[WHAT THIS TASK INVOLVES]
Give the number of lines holding the string "Statement", and nothing else.

[RECORDS FOR PROCESSING]

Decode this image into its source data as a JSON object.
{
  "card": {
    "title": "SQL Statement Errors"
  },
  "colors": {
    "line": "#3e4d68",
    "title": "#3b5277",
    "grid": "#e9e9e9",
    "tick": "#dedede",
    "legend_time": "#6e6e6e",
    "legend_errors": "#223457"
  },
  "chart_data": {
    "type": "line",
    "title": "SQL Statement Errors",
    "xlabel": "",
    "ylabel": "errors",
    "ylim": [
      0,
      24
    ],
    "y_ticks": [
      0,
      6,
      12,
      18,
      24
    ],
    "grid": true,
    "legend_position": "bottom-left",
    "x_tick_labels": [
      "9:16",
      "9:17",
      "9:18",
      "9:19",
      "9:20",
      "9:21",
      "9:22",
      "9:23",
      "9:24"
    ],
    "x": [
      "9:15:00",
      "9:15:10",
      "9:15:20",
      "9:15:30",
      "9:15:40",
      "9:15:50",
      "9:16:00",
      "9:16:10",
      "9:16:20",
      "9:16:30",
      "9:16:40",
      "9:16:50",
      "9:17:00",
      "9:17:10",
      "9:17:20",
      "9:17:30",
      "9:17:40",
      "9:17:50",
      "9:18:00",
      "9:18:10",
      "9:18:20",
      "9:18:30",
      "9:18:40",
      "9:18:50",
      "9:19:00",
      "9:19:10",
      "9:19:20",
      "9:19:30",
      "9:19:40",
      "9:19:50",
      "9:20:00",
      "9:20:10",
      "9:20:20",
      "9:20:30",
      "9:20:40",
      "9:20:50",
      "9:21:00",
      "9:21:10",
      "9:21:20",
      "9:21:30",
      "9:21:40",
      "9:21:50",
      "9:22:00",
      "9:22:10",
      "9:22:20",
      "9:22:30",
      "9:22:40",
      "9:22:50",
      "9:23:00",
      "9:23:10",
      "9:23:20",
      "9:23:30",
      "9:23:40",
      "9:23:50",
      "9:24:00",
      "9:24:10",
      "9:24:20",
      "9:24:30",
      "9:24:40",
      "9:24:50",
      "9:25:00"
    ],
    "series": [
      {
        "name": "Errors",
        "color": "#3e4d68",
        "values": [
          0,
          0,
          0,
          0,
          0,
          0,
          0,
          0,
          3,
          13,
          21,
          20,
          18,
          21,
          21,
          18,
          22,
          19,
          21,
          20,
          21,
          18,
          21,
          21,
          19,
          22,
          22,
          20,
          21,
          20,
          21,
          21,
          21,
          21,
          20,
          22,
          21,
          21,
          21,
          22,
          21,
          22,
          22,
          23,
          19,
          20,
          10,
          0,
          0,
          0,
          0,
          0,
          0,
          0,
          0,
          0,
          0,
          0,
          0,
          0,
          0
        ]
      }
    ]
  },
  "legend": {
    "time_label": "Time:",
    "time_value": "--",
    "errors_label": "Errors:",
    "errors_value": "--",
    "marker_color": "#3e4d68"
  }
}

[OUTPUT OF THE EXERCISE]
2